Entries from a dataset:

>>>>>

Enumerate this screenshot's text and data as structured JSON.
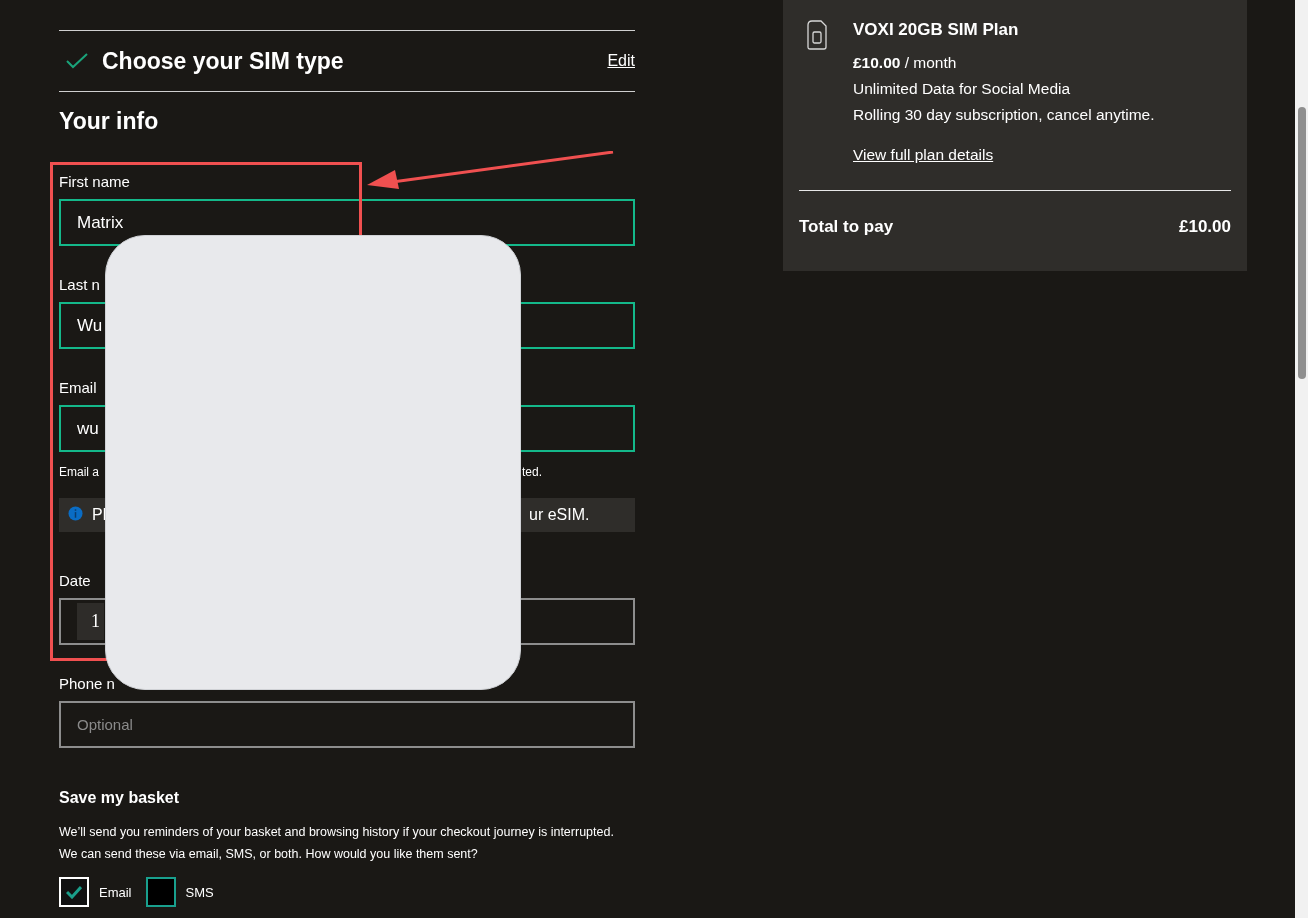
{
  "step": {
    "title": "Choose your SIM type",
    "completed": true,
    "edit_link": "Edit"
  },
  "section_title": "Your info",
  "fields": [
    {
      "kind": "text",
      "label": "First name",
      "value": "Matrix",
      "valid": true
    },
    {
      "kind": "text",
      "label": "Last n",
      "value": "Wu",
      "valid": true
    },
    {
      "kind": "text",
      "label": "Email",
      "value": "wu",
      "valid": true,
      "hint": [
        "Email a",
        "ted."
      ],
      "info": [
        "Pl",
        "ur eSIM."
      ]
    },
    {
      "kind": "date",
      "label": "Date",
      "value": "1",
      "valid": false
    },
    {
      "kind": "text",
      "label": "Phone n",
      "placeholder": "Optional",
      "valid": false
    }
  ],
  "basket": {
    "title": "Save my basket",
    "text": "We’ll send you reminders of your basket and browsing history if your checkout journey is interrupted. We can send these via email, SMS, or both. How would you like them sent?",
    "options": [
      {
        "label": "Email",
        "checked": true
      },
      {
        "label": "SMS",
        "checked": false
      }
    ]
  },
  "summary": {
    "plan": "VOXI 20GB SIM Plan",
    "price": "**£10.00** / month",
    "features": [
      "Unlimited Data for Social Media",
      "Rolling 30 day subscription, cancel anytime."
    ],
    "link": "View full plan details",
    "total_label": "Total to pay",
    "total": "£10.00"
  }
}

<<<<<

● Objective
Can the entries above be repeated exactly, without their pictures?

● Worked solution
Enumerate this screenshot's text and data as structured JSON.
{
  "step": {
    "title": "Choose your SIM type",
    "completed": true,
    "edit_link": "Edit"
  },
  "section_title": "Your info",
  "fields": [
    {
      "kind": "text",
      "label": "First name",
      "value": "Matrix",
      "valid": true
    },
    {
      "kind": "text",
      "label": "Last n",
      "value": "Wu",
      "valid": true
    },
    {
      "kind": "text",
      "label": "Email",
      "value": "wu",
      "valid": true,
      "hint": [
        "Email a",
        "ted."
      ],
      "info": [
        "Pl",
        "ur eSIM."
      ]
    },
    {
      "kind": "date",
      "label": "Date",
      "value": "1",
      "valid": false
    },
    {
      "kind": "text",
      "label": "Phone n",
      "placeholder": "Optional",
      "valid": false
    }
  ],
  "basket": {
    "title": "Save my basket",
    "text": "We’ll send you reminders of your basket and browsing history if your checkout journey is interrupted. We can send these via email, SMS, or both. How would you like them sent?",
    "options": [
      {
        "label": "Email",
        "checked": true
      },
      {
        "label": "SMS",
        "checked": false
      }
    ]
  },
  "summary": {
    "plan": "VOXI 20GB SIM Plan",
    "price": "**£10.00** / month",
    "features": [
      "Unlimited Data for Social Media",
      "Rolling 30 day subscription, cancel anytime."
    ],
    "link": "View full plan details",
    "total_label": "Total to pay",
    "total": "£10.00"
  }
}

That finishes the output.